* [Data to process]
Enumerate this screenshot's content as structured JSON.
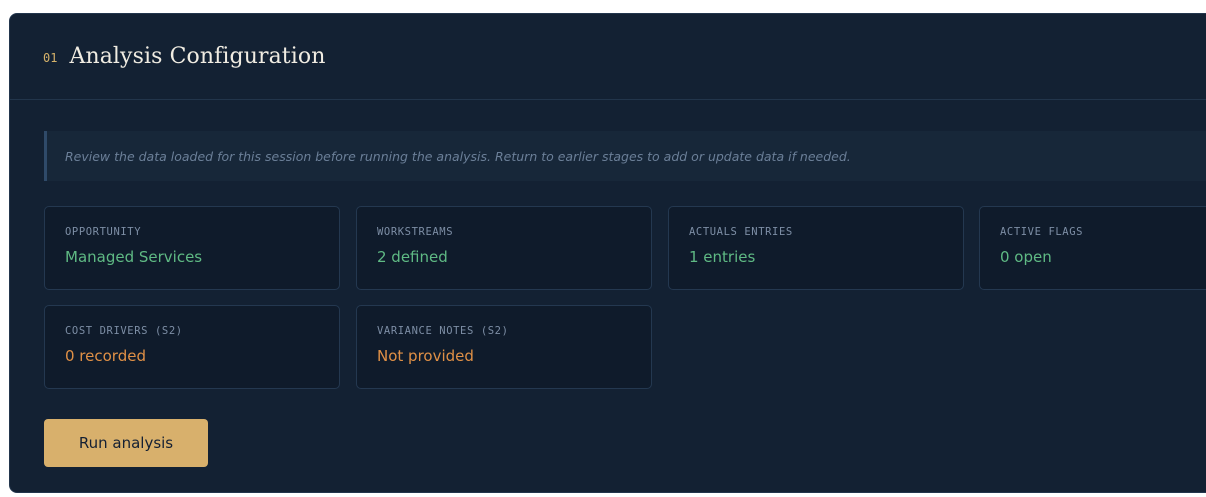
{
  "section": {
    "number": "01",
    "title": "Analysis Configuration"
  },
  "notice": {
    "text": "Review the data loaded for this session before running the analysis. Return to earlier stages to add or update data if needed."
  },
  "cards": [
    {
      "label": "OPPORTUNITY",
      "value": "Managed Services",
      "tone": "green"
    },
    {
      "label": "WORKSTREAMS",
      "value": "2 defined",
      "tone": "green"
    },
    {
      "label": "ACTUALS ENTRIES",
      "value": "1 entries",
      "tone": "green"
    },
    {
      "label": "ACTIVE FLAGS",
      "value": "0 open",
      "tone": "green"
    },
    {
      "label": "COST DRIVERS (S2)",
      "value": "0 recorded",
      "tone": "orange"
    },
    {
      "label": "VARIANCE NOTES (S2)",
      "value": "Not provided",
      "tone": "orange"
    }
  ],
  "actions": {
    "run_label": "Run analysis"
  },
  "colors": {
    "panel_bg": "#132133",
    "accent_gold": "#d8b06c",
    "value_ok": "#5fba84",
    "value_warn": "#e09046"
  }
}
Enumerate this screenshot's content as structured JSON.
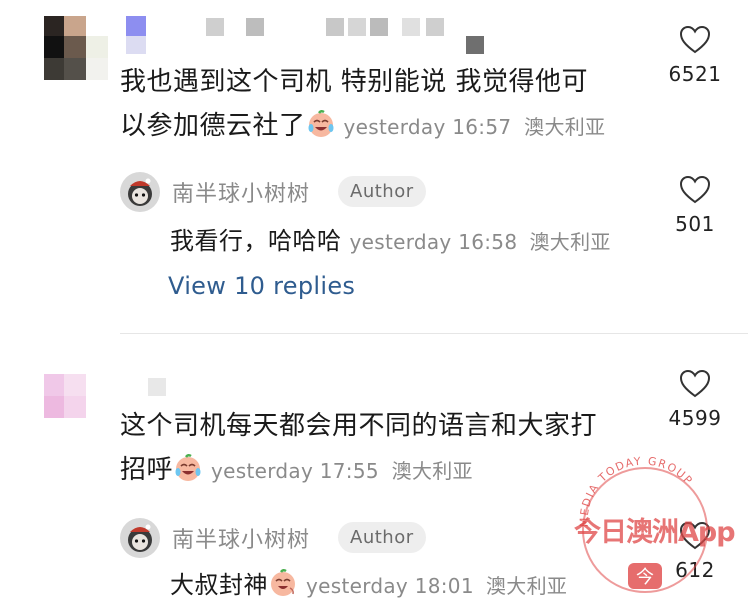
{
  "comments": [
    {
      "text_line1": "我也遇到这个司机 特别能说 我觉得他可",
      "text_line2": "以参加德云社了",
      "emoji": "crying-laughing-face-icon",
      "time": "yesterday 16:57",
      "location": "澳大利亚",
      "likes": "6521",
      "reply": {
        "username": "南半球小树树",
        "badge": "Author",
        "text": "我看行，哈哈哈",
        "time": "yesterday 16:58",
        "location": "澳大利亚",
        "likes": "501"
      },
      "view_replies": "View 10 replies"
    },
    {
      "text_line1": "这个司机每天都会用不同的语言和大家打",
      "text_line2": "招呼",
      "emoji": "crying-laughing-face-icon",
      "time": "yesterday 17:55",
      "location": "澳大利亚",
      "likes": "4599",
      "reply": {
        "username": "南半球小树树",
        "badge": "Author",
        "text": "大叔封神",
        "time": "yesterday 18:01",
        "location": "澳大利亚",
        "likes": "612"
      }
    }
  ],
  "watermark": {
    "arc_text": "MEDIA TODAY GROUP",
    "brand": "今日澳洲App",
    "logo_glyph": "今"
  },
  "colors": {
    "link": "#2f5c8f",
    "meta": "#8a8a8a",
    "watermark": "#e04848"
  }
}
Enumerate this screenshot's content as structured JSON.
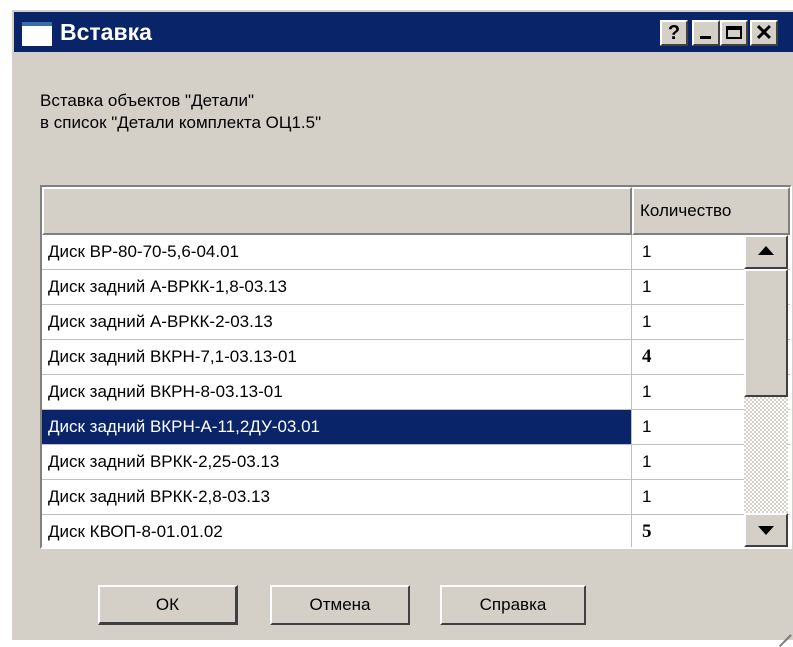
{
  "window": {
    "title": "Вставка",
    "help_glyph": "?",
    "close_glyph": "✕"
  },
  "info": {
    "line1": "Вставка объектов \"Детали\"",
    "line2": "в список \"Детали комплекта ОЦ1.5\""
  },
  "table": {
    "columns": [
      "",
      "Количество"
    ],
    "rows": [
      {
        "name": "Диск ВР-80-70-5,6-04.01",
        "qty": "1",
        "bold": false,
        "selected": false
      },
      {
        "name": "Диск задний А-ВРКК-1,8-03.13",
        "qty": "1",
        "bold": false,
        "selected": false
      },
      {
        "name": "Диск задний А-ВРКК-2-03.13",
        "qty": "1",
        "bold": false,
        "selected": false
      },
      {
        "name": "Диск задний ВКРН-7,1-03.13-01",
        "qty": "4",
        "bold": true,
        "selected": false
      },
      {
        "name": "Диск задний ВКРН-8-03.13-01",
        "qty": "1",
        "bold": false,
        "selected": false
      },
      {
        "name": "Диск задний ВКРН-А-11,2ДУ-03.01",
        "qty": "1",
        "bold": false,
        "selected": true
      },
      {
        "name": "Диск задний ВРКК-2,25-03.13",
        "qty": "1",
        "bold": false,
        "selected": false
      },
      {
        "name": "Диск задний ВРКК-2,8-03.13",
        "qty": "1",
        "bold": false,
        "selected": false
      },
      {
        "name": "Диск КВОП-8-01.01.02",
        "qty": "5",
        "bold": true,
        "selected": false
      }
    ]
  },
  "buttons": {
    "ok": "ОК",
    "cancel": "Отмена",
    "help": "Справка"
  },
  "colors": {
    "titlebar": "#0a246a",
    "face": "#d4d0c8",
    "selection": "#0a246a"
  }
}
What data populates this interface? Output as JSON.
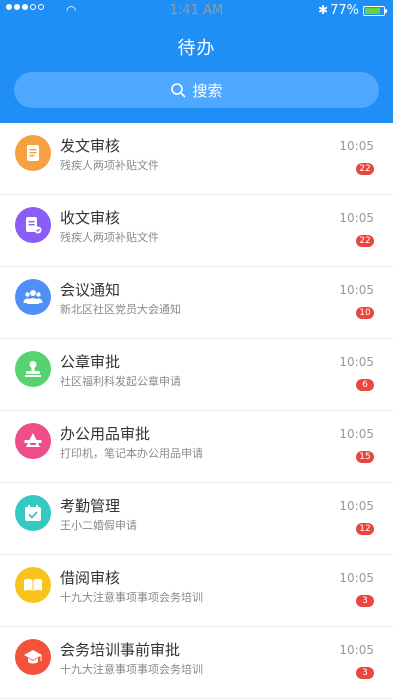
{
  "status_bar": {
    "time": "1:41 AM",
    "battery": "77%",
    "battery_level": 0.77
  },
  "header": {
    "title": "待办",
    "search_label": "搜索"
  },
  "colors": {
    "header_bg": "#1f8ef5",
    "search_bg": "#4ea8ff",
    "badge_bg": "#e9463f"
  },
  "items": [
    {
      "name": "发文审核",
      "subtitle": "残疾人两项补贴文件",
      "time": "10:05",
      "badge": "22",
      "icon": "document-icon",
      "color": "#f6a042"
    },
    {
      "name": "收文审核",
      "subtitle": "残疾人两项补贴文件",
      "time": "10:05",
      "badge": "22",
      "icon": "document-check-icon",
      "color": "#8b5cf6"
    },
    {
      "name": "会议通知",
      "subtitle": "新北区社区党员大会通知",
      "time": "10:05",
      "badge": "10",
      "icon": "people-icon",
      "color": "#4f8ff6"
    },
    {
      "name": "公章审批",
      "subtitle": "社区福利科发起公章申请",
      "time": "10:05",
      "badge": "6",
      "icon": "stamp-icon",
      "color": "#58d271"
    },
    {
      "name": "办公用品审批",
      "subtitle": "打印机，笔记本办公用品申请",
      "time": "10:05",
      "badge": "15",
      "icon": "office-supplies-icon",
      "color": "#f04d8b"
    },
    {
      "name": "考勤管理",
      "subtitle": "王小二婚假申请",
      "time": "10:05",
      "badge": "12",
      "icon": "calendar-check-icon",
      "color": "#35c9c2"
    },
    {
      "name": "借阅审核",
      "subtitle": "十九大注意事项事项会务培训",
      "time": "10:05",
      "badge": "3",
      "icon": "book-icon",
      "color": "#f8c31a"
    },
    {
      "name": "会务培训事前审批",
      "subtitle": "十九大注意事项事项会务培训",
      "time": "10:05",
      "badge": "3",
      "icon": "graduation-cap-icon",
      "color": "#f2533a"
    }
  ]
}
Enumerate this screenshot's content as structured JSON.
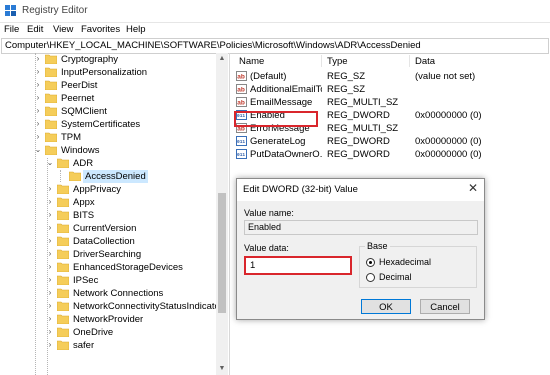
{
  "window": {
    "title": "Registry Editor"
  },
  "menu": [
    "File",
    "Edit",
    "View",
    "Favorites",
    "Help"
  ],
  "address": "Computer\\HKEY_LOCAL_MACHINE\\SOFTWARE\\Policies\\Microsoft\\Windows\\ADR\\AccessDenied",
  "tree": [
    {
      "label": "Cryptography"
    },
    {
      "label": "InputPersonalization"
    },
    {
      "label": "PeerDist"
    },
    {
      "label": "Peernet"
    },
    {
      "label": "SQMClient"
    },
    {
      "label": "SystemCertificates"
    },
    {
      "label": "TPM"
    },
    {
      "label": "Windows"
    },
    {
      "label": "ADR"
    },
    {
      "label": "AccessDenied"
    },
    {
      "label": "AppPrivacy"
    },
    {
      "label": "Appx"
    },
    {
      "label": "BITS"
    },
    {
      "label": "CurrentVersion"
    },
    {
      "label": "DataCollection"
    },
    {
      "label": "DriverSearching"
    },
    {
      "label": "EnhancedStorageDevices"
    },
    {
      "label": "IPSec"
    },
    {
      "label": "Network Connections"
    },
    {
      "label": "NetworkConnectivityStatusIndicator"
    },
    {
      "label": "NetworkProvider"
    },
    {
      "label": "OneDrive"
    },
    {
      "label": "safer"
    }
  ],
  "columns": {
    "name": "Name",
    "type": "Type",
    "data": "Data"
  },
  "values": [
    {
      "name": "(Default)",
      "type": "REG_SZ",
      "data": "(value not set)",
      "icon": "string-value-icon"
    },
    {
      "name": "AdditionalEmailTo",
      "type": "REG_SZ",
      "data": "",
      "icon": "string-value-icon"
    },
    {
      "name": "EmailMessage",
      "type": "REG_MULTI_SZ",
      "data": "",
      "icon": "string-value-icon"
    },
    {
      "name": "Enabled",
      "type": "REG_DWORD",
      "data": "0x00000000 (0)",
      "icon": "dword-value-icon"
    },
    {
      "name": "ErrorMessage",
      "type": "REG_MULTI_SZ",
      "data": "",
      "icon": "string-value-icon"
    },
    {
      "name": "GenerateLog",
      "type": "REG_DWORD",
      "data": "0x00000000 (0)",
      "icon": "dword-value-icon"
    },
    {
      "name": "PutDataOwnerO...",
      "type": "REG_DWORD",
      "data": "0x00000000 (0)",
      "icon": "dword-value-icon"
    }
  ],
  "dialog": {
    "title": "Edit DWORD (32-bit) Value",
    "value_name_label": "Value name:",
    "value_name": "Enabled",
    "value_data_label": "Value data:",
    "value_data": "1",
    "base_label": "Base",
    "hex_label": "Hexadecimal",
    "dec_label": "Decimal",
    "ok_label": "OK",
    "cancel_label": "Cancel",
    "close_glyph": "✕"
  },
  "colors": {
    "highlight_red": "#d9262c",
    "selection_blue": "#cce8ff",
    "folder_yellow": "#f5cd5a"
  }
}
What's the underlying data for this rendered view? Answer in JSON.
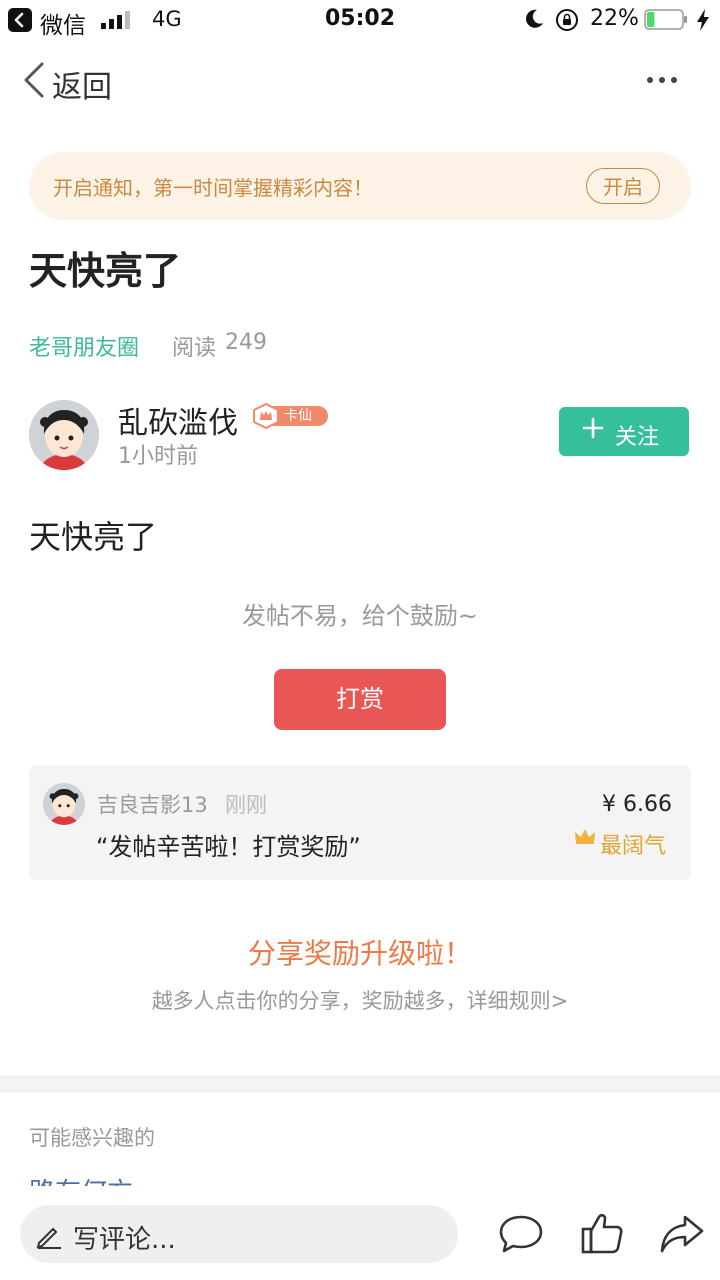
{
  "status_bar": {
    "back_app": "微信",
    "network": "4G",
    "time": "05:02",
    "battery_percent": "22%",
    "battery_level": 0.22,
    "icons": [
      "back-icon",
      "signal-icon",
      "moon-icon",
      "orientation-lock-icon",
      "battery-icon",
      "charging-icon"
    ]
  },
  "nav": {
    "back_label": "返回",
    "icons": [
      "chevron-left-icon",
      "more-icon"
    ]
  },
  "banner": {
    "text": "开启通知，第一时间掌握精彩内容！",
    "button": "开启"
  },
  "post": {
    "title": "天快亮了",
    "circle": "老哥朋友圈",
    "read_label": "阅读",
    "read_count": "249",
    "author": {
      "name": "乱砍滥伐",
      "badge": "卡仙",
      "time": "1小时前"
    },
    "follow_label": "关注",
    "content": "天快亮了"
  },
  "reward": {
    "prompt": "发帖不易，给个鼓励~",
    "button": "打赏",
    "tip": {
      "user": "吉良吉影13",
      "time": "刚刚",
      "message": "“发帖辛苦啦！打赏奖励”",
      "amount": "¥ 6.66",
      "tag": "最阔气"
    }
  },
  "share": {
    "title": "分享奖励升级啦！",
    "subtitle": "越多人点击你的分享，奖励越多，详细规则>"
  },
  "recommend": {
    "label": "可能感兴趣的",
    "first_item": "路有何方"
  },
  "bottom_bar": {
    "comment_placeholder": "写评论...",
    "icons": [
      "pen-icon",
      "comment-icon",
      "like-icon",
      "share-icon"
    ]
  },
  "colors": {
    "accent_green": "#35bf9b",
    "reward_red": "#e85656",
    "banner_bg": "#fdf2e6",
    "banner_text": "#c98a3f",
    "share_orange": "#ed7a46",
    "gold": "#e0a530"
  }
}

* [Given instruction]
Return every line containing "AccessDenied".

* [Exercise result]
  "address": "Computer\\HKEY_LOCAL_MACHINE\\SOFTWARE\\Policies\\Microsoft\\Windows\\ADR\\AccessDenied",
      "label": "AccessDenied"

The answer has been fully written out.